** Exercise brief **
Write out each line exactly as given. Leave the pictures out of your copy.

** Data supplied **
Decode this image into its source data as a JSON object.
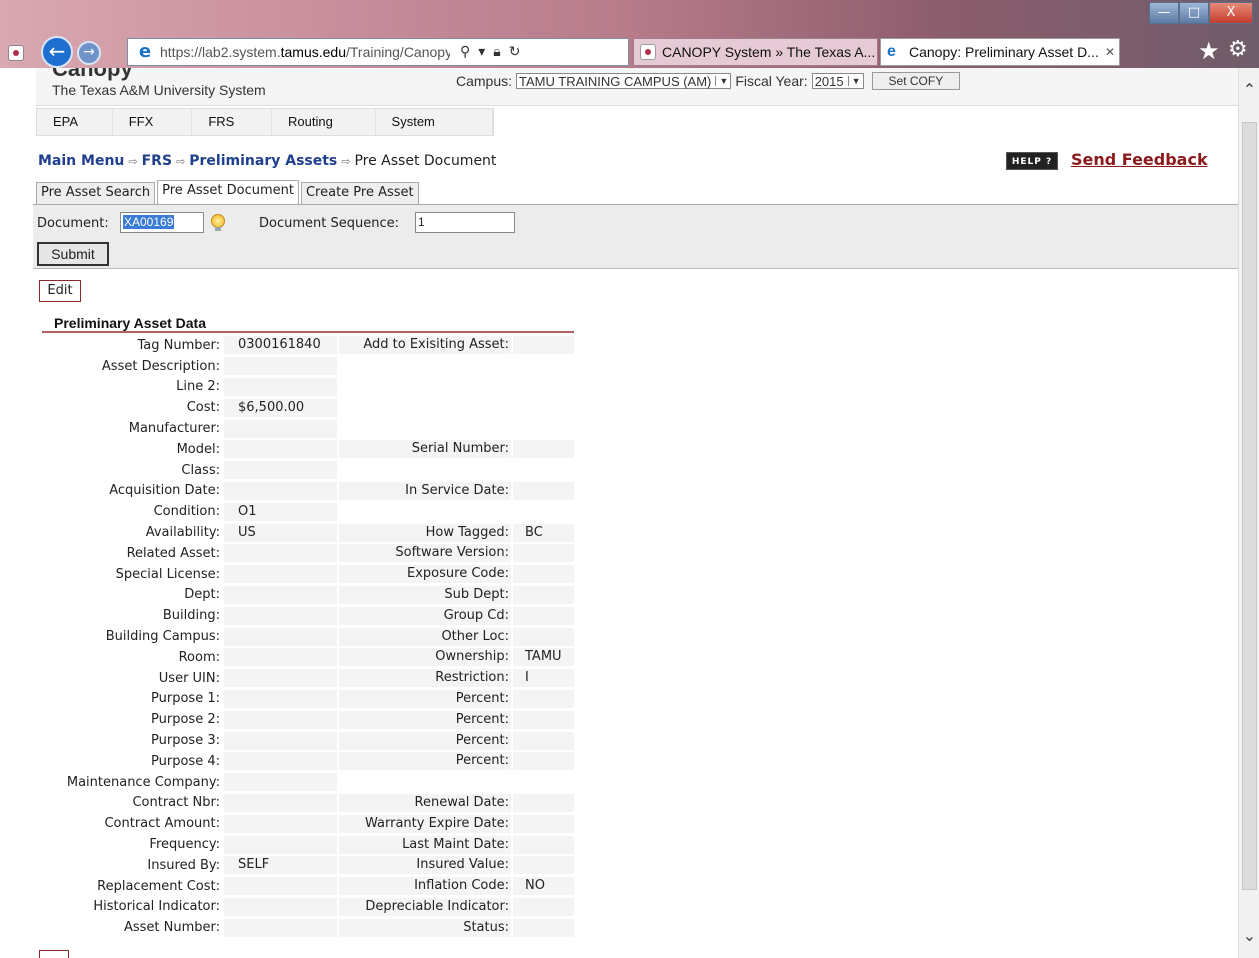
{
  "browser": {
    "url_prefix": "https://lab2.system.",
    "url_domain": "tamus.edu",
    "url_suffix": "/Training/CanopyTwo/Mo",
    "tabs": [
      {
        "title": "CANOPY System » The Texas A..."
      },
      {
        "title": "Canopy: Preliminary Asset D..."
      }
    ],
    "window_controls": {
      "minimize": "—",
      "maximize": "□",
      "close": "X"
    }
  },
  "header": {
    "logo": "Canopy",
    "org": "The Texas A&M University System",
    "campus_label": "Campus:",
    "campus_value": "TAMU TRAINING CAMPUS (AM)",
    "fiscal_label": "Fiscal Year:",
    "fiscal_value": "2015",
    "set_button": "Set COFY"
  },
  "menu": [
    "EPA",
    "FFX",
    "FRS",
    "Routing",
    "System"
  ],
  "breadcrumb": {
    "items": [
      "Main Menu",
      "FRS",
      "Preliminary Assets"
    ],
    "current": "Pre Asset Document",
    "separator": "⇨"
  },
  "help_label": "HELP ?",
  "feedback_label": "Send Feedback",
  "tabs": [
    "Pre Asset Search",
    "Pre Asset Document",
    "Create Pre Asset"
  ],
  "docbar": {
    "document_label": "Document:",
    "document_value": "XA00169",
    "sequence_label": "Document Sequence:",
    "sequence_value": "1",
    "submit_label": "Submit"
  },
  "edit_label": "Edit",
  "section_title": "Preliminary Asset Data",
  "rows": [
    [
      "Tag Number:",
      "0300161840",
      "Add to Exisiting Asset:",
      ""
    ],
    [
      "Asset Description:",
      "",
      "",
      ""
    ],
    [
      "Line 2:",
      "",
      "",
      ""
    ],
    [
      "Cost:",
      "$6,500.00",
      "",
      ""
    ],
    [
      "Manufacturer:",
      "",
      "",
      ""
    ],
    [
      "Model:",
      "",
      "Serial Number:",
      ""
    ],
    [
      "Class:",
      "",
      "",
      ""
    ],
    [
      "Acquisition Date:",
      "",
      "In Service Date:",
      ""
    ],
    [
      "Condition:",
      "O1",
      "",
      ""
    ],
    [
      "Availability:",
      "US",
      "How Tagged:",
      "BC"
    ],
    [
      "Related Asset:",
      "",
      "Software Version:",
      ""
    ],
    [
      "Special License:",
      "",
      "Exposure Code:",
      ""
    ],
    [
      "Dept:",
      "",
      "Sub Dept:",
      ""
    ],
    [
      "Building:",
      "",
      "Group Cd:",
      ""
    ],
    [
      "Building Campus:",
      "",
      "Other Loc:",
      ""
    ],
    [
      "Room:",
      "",
      "Ownership:",
      "TAMU"
    ],
    [
      "User UIN:",
      "",
      "Restriction:",
      "I"
    ],
    [
      "Purpose 1:",
      "",
      "Percent:",
      ""
    ],
    [
      "Purpose 2:",
      "",
      "Percent:",
      ""
    ],
    [
      "Purpose 3:",
      "",
      "Percent:",
      ""
    ],
    [
      "Purpose 4:",
      "",
      "Percent:",
      ""
    ],
    [
      "Maintenance Company:",
      "",
      "",
      ""
    ],
    [
      "Contract Nbr:",
      "",
      "Renewal Date:",
      ""
    ],
    [
      "Contract Amount:",
      "",
      "Warranty Expire Date:",
      ""
    ],
    [
      "Frequency:",
      "",
      "Last Maint Date:",
      ""
    ],
    [
      "Insured By:",
      "SELF",
      "Insured Value:",
      ""
    ],
    [
      "Replacement Cost:",
      "",
      "Inflation Code:",
      "NO"
    ],
    [
      "Historical Indicator:",
      "",
      "Depreciable Indicator:",
      ""
    ],
    [
      "Asset Number:",
      "",
      "Status:",
      ""
    ]
  ]
}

** Full answer **
Decode this image into its source data as a JSON object.
{
  "browser": {
    "url_prefix": "https://lab2.system.",
    "url_domain": "tamus.edu",
    "url_suffix": "/Training/CanopyTwo/Mo",
    "tabs": [
      {
        "title": "CANOPY System » The Texas A..."
      },
      {
        "title": "Canopy: Preliminary Asset D..."
      }
    ],
    "window_controls": {
      "minimize": "—",
      "maximize": "□",
      "close": "X"
    }
  },
  "header": {
    "logo": "Canopy",
    "org": "The Texas A&M University System",
    "campus_label": "Campus:",
    "campus_value": "TAMU TRAINING CAMPUS (AM)",
    "fiscal_label": "Fiscal Year:",
    "fiscal_value": "2015",
    "set_button": "Set COFY"
  },
  "menu": [
    "EPA",
    "FFX",
    "FRS",
    "Routing",
    "System"
  ],
  "breadcrumb": {
    "items": [
      "Main Menu",
      "FRS",
      "Preliminary Assets"
    ],
    "current": "Pre Asset Document",
    "separator": "⇨"
  },
  "help_label": "HELP ?",
  "feedback_label": "Send Feedback",
  "tabs": [
    "Pre Asset Search",
    "Pre Asset Document",
    "Create Pre Asset"
  ],
  "docbar": {
    "document_label": "Document:",
    "document_value": "XA00169",
    "sequence_label": "Document Sequence:",
    "sequence_value": "1",
    "submit_label": "Submit"
  },
  "edit_label": "Edit",
  "section_title": "Preliminary Asset Data",
  "rows": [
    [
      "Tag Number:",
      "0300161840",
      "Add to Exisiting Asset:",
      ""
    ],
    [
      "Asset Description:",
      "",
      "",
      ""
    ],
    [
      "Line 2:",
      "",
      "",
      ""
    ],
    [
      "Cost:",
      "$6,500.00",
      "",
      ""
    ],
    [
      "Manufacturer:",
      "",
      "",
      ""
    ],
    [
      "Model:",
      "",
      "Serial Number:",
      ""
    ],
    [
      "Class:",
      "",
      "",
      ""
    ],
    [
      "Acquisition Date:",
      "",
      "In Service Date:",
      ""
    ],
    [
      "Condition:",
      "O1",
      "",
      ""
    ],
    [
      "Availability:",
      "US",
      "How Tagged:",
      "BC"
    ],
    [
      "Related Asset:",
      "",
      "Software Version:",
      ""
    ],
    [
      "Special License:",
      "",
      "Exposure Code:",
      ""
    ],
    [
      "Dept:",
      "",
      "Sub Dept:",
      ""
    ],
    [
      "Building:",
      "",
      "Group Cd:",
      ""
    ],
    [
      "Building Campus:",
      "",
      "Other Loc:",
      ""
    ],
    [
      "Room:",
      "",
      "Ownership:",
      "TAMU"
    ],
    [
      "User UIN:",
      "",
      "Restriction:",
      "I"
    ],
    [
      "Purpose 1:",
      "",
      "Percent:",
      ""
    ],
    [
      "Purpose 2:",
      "",
      "Percent:",
      ""
    ],
    [
      "Purpose 3:",
      "",
      "Percent:",
      ""
    ],
    [
      "Purpose 4:",
      "",
      "Percent:",
      ""
    ],
    [
      "Maintenance Company:",
      "",
      "",
      ""
    ],
    [
      "Contract Nbr:",
      "",
      "Renewal Date:",
      ""
    ],
    [
      "Contract Amount:",
      "",
      "Warranty Expire Date:",
      ""
    ],
    [
      "Frequency:",
      "",
      "Last Maint Date:",
      ""
    ],
    [
      "Insured By:",
      "SELF",
      "Insured Value:",
      ""
    ],
    [
      "Replacement Cost:",
      "",
      "Inflation Code:",
      "NO"
    ],
    [
      "Historical Indicator:",
      "",
      "Depreciable Indicator:",
      ""
    ],
    [
      "Asset Number:",
      "",
      "Status:",
      ""
    ]
  ]
}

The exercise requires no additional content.